### WHAT THIS TASK INVOLVES
An exact copy of all the data is required, with pictures left out.

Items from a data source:
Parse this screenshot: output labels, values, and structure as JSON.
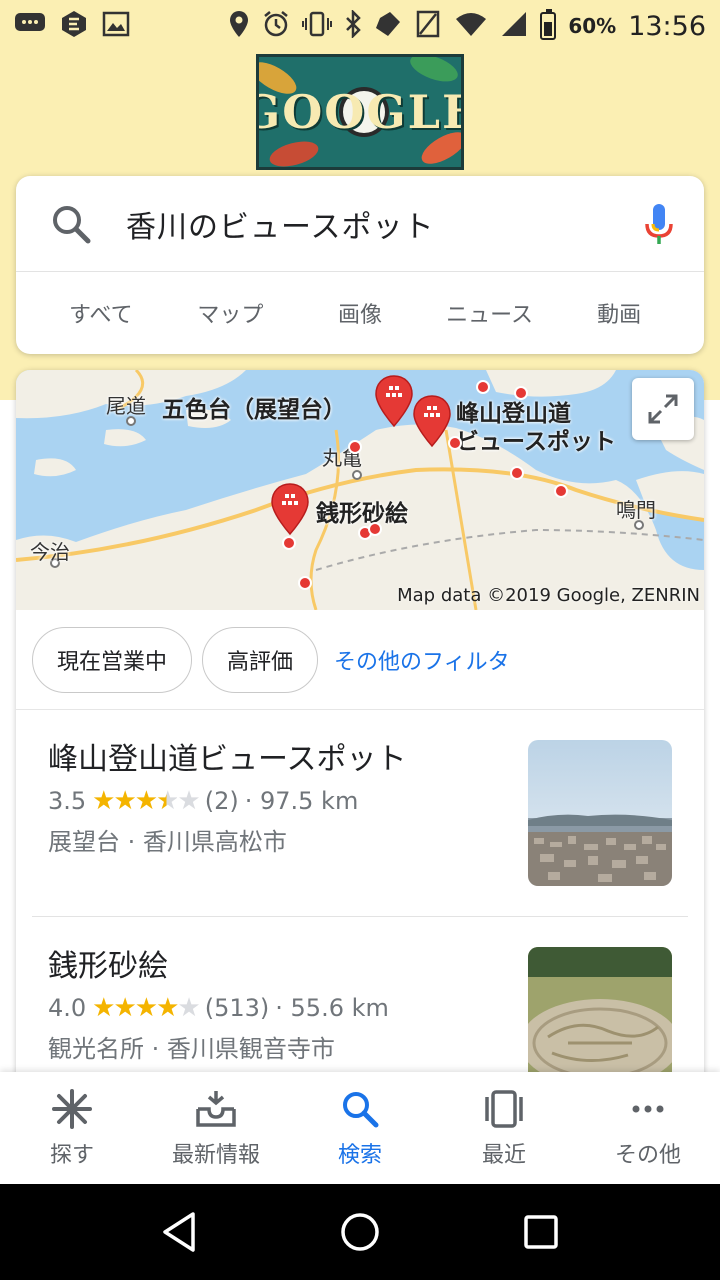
{
  "status_bar": {
    "left_icons": [
      "message-icon",
      "e-app-icon",
      "image-icon"
    ],
    "right_icons": [
      "location-icon",
      "alarm-icon",
      "vibrate-icon",
      "bluetooth-icon",
      "nfc-icon",
      "signal-icon",
      "wifi-icon",
      "cell-signal-icon"
    ],
    "battery": "60%",
    "time": "13:56"
  },
  "doodle": {
    "text": "GOOGLE"
  },
  "search": {
    "query": "香川のビュースポット",
    "tabs": [
      "すべて",
      "マップ",
      "画像",
      "ニュース",
      "動画"
    ]
  },
  "map": {
    "labels": {
      "onomichi": "尾道",
      "goshikidai": "五色台（展望台）",
      "minezan": "峰山登山道",
      "minezan2": "ビュースポット",
      "marugame": "丸亀",
      "zenigata": "銭形砂絵",
      "naruto": "鳴門",
      "imabari": "今治"
    },
    "credit": "Map data ©2019 Google, ZENRIN"
  },
  "filters": {
    "chips": [
      "現在営業中",
      "高評価"
    ],
    "more": "その他のフィルタ"
  },
  "results": [
    {
      "name": "峰山登山道ビュースポット",
      "rating": "3.5",
      "rating_value": 3.5,
      "reviews": "(2)",
      "distance": "· 97.5 km",
      "type": "展望台 · 香川県高松市"
    },
    {
      "name": "銭形砂絵",
      "rating": "4.0",
      "rating_value": 4.0,
      "reviews": "(513)",
      "distance": "· 55.6 km",
      "type": "観光名所 · 香川県観音寺市"
    }
  ],
  "bottom_nav": [
    {
      "label": "探す",
      "icon": "explore-icon"
    },
    {
      "label": "最新情報",
      "icon": "updates-icon"
    },
    {
      "label": "検索",
      "icon": "search-icon",
      "active": true
    },
    {
      "label": "最近",
      "icon": "recent-icon"
    },
    {
      "label": "その他",
      "icon": "more-icon"
    }
  ],
  "colors": {
    "accent": "#1a73e8",
    "band": "#fbefb3",
    "pin": "#e53935",
    "star": "#f4b400"
  }
}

### THE RESULT
Parse this screenshot: output labels, values, and structure as JSON.
{
  "status_bar": {
    "left_icons": [
      "message-icon",
      "e-app-icon",
      "image-icon"
    ],
    "right_icons": [
      "location-icon",
      "alarm-icon",
      "vibrate-icon",
      "bluetooth-icon",
      "nfc-icon",
      "signal-icon",
      "wifi-icon",
      "cell-signal-icon"
    ],
    "battery": "60%",
    "time": "13:56"
  },
  "doodle": {
    "text": "GOOGLE"
  },
  "search": {
    "query": "香川のビュースポット",
    "tabs": [
      "すべて",
      "マップ",
      "画像",
      "ニュース",
      "動画"
    ]
  },
  "map": {
    "labels": {
      "onomichi": "尾道",
      "goshikidai": "五色台（展望台）",
      "minezan": "峰山登山道",
      "minezan2": "ビュースポット",
      "marugame": "丸亀",
      "zenigata": "銭形砂絵",
      "naruto": "鳴門",
      "imabari": "今治"
    },
    "credit": "Map data ©2019 Google, ZENRIN"
  },
  "filters": {
    "chips": [
      "現在営業中",
      "高評価"
    ],
    "more": "その他のフィルタ"
  },
  "results": [
    {
      "name": "峰山登山道ビュースポット",
      "rating": "3.5",
      "rating_value": 3.5,
      "reviews": "(2)",
      "distance": "· 97.5 km",
      "type": "展望台 · 香川県高松市"
    },
    {
      "name": "銭形砂絵",
      "rating": "4.0",
      "rating_value": 4.0,
      "reviews": "(513)",
      "distance": "· 55.6 km",
      "type": "観光名所 · 香川県観音寺市"
    }
  ],
  "bottom_nav": [
    {
      "label": "探す",
      "icon": "explore-icon"
    },
    {
      "label": "最新情報",
      "icon": "updates-icon"
    },
    {
      "label": "検索",
      "icon": "search-icon",
      "active": true
    },
    {
      "label": "最近",
      "icon": "recent-icon"
    },
    {
      "label": "その他",
      "icon": "more-icon"
    }
  ],
  "colors": {
    "accent": "#1a73e8",
    "band": "#fbefb3",
    "pin": "#e53935",
    "star": "#f4b400"
  }
}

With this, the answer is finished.